:: DATA EXCERPTS
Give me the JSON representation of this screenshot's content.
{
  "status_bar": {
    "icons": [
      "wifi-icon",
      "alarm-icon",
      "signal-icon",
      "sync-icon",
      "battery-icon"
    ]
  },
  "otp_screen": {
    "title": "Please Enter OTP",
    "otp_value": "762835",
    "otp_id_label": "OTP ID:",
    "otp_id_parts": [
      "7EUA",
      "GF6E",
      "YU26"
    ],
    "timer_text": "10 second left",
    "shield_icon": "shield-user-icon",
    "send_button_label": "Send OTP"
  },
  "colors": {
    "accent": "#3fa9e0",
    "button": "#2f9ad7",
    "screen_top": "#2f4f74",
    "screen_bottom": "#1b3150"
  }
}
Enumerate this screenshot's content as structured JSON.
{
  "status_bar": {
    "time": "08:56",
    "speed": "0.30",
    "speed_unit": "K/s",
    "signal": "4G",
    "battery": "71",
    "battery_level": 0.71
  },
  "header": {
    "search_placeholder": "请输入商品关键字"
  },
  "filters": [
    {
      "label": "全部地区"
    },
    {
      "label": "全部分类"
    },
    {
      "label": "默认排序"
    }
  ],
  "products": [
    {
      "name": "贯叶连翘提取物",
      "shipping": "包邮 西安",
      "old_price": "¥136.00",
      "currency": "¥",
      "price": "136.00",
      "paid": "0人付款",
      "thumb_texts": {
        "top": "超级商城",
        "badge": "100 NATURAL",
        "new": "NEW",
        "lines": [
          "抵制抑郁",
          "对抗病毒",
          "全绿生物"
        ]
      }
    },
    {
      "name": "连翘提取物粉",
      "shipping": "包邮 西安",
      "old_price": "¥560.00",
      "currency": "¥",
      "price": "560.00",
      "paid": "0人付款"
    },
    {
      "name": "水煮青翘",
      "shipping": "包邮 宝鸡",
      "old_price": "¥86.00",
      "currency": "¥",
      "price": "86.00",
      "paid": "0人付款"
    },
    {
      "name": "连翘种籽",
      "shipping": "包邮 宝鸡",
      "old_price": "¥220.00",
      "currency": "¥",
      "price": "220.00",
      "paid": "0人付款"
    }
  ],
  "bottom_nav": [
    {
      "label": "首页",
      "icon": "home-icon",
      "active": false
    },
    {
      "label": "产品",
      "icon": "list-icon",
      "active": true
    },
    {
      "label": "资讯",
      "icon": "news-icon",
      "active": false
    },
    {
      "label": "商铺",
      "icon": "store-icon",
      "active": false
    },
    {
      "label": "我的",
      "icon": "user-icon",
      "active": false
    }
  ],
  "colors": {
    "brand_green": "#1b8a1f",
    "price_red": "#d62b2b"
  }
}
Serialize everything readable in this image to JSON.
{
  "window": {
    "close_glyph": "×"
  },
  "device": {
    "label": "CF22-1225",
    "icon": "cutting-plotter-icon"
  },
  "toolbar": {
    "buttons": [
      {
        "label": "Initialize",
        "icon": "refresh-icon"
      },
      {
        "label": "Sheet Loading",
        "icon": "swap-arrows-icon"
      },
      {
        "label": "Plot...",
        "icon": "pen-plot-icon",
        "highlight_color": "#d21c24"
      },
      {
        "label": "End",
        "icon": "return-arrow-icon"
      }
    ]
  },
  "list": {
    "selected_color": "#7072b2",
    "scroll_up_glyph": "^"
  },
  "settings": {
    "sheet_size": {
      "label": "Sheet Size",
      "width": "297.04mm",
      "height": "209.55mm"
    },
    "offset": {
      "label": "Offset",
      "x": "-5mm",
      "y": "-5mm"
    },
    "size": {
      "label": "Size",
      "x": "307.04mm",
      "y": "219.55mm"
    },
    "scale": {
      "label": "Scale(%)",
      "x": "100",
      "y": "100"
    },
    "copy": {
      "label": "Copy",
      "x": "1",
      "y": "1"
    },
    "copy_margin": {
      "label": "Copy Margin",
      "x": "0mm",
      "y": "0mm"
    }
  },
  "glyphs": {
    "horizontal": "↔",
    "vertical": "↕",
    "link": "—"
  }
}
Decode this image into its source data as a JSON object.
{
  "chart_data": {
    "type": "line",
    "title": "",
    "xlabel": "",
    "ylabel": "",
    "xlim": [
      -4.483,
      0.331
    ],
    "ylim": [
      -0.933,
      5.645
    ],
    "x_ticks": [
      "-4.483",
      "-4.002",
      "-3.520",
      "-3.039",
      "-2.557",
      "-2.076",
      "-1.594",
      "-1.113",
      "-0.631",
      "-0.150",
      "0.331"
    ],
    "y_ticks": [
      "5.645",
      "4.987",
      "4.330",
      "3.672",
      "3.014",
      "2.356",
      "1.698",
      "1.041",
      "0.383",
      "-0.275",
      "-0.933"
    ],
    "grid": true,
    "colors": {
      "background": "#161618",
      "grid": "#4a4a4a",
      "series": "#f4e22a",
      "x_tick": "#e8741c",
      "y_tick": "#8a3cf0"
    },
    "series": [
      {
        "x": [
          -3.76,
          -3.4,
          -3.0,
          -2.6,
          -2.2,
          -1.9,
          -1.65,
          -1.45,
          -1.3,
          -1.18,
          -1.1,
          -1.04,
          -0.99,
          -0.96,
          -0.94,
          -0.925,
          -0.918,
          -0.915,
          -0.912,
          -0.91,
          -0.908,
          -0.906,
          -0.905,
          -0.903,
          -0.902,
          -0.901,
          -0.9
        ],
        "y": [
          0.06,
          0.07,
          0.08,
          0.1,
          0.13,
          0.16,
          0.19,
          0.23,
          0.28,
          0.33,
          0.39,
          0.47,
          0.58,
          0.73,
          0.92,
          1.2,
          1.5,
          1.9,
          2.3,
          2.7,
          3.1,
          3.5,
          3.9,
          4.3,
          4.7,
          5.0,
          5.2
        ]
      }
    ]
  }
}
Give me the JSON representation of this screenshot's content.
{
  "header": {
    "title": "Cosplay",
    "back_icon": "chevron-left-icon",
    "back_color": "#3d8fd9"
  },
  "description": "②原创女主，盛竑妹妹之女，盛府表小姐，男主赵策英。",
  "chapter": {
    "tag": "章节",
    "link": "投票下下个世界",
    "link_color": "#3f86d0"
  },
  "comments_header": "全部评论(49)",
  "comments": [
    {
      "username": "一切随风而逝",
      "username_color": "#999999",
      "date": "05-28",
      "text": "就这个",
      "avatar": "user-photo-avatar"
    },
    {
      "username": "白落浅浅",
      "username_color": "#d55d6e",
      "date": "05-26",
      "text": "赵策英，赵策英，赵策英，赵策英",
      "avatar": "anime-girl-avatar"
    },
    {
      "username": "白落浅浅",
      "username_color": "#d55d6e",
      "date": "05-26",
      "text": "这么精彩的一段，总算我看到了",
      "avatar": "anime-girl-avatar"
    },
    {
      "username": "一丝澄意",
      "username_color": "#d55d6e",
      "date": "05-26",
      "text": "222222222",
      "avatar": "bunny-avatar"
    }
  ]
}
::::
Of all the lines above, how many contain "title"? Give the number and nothing more.

3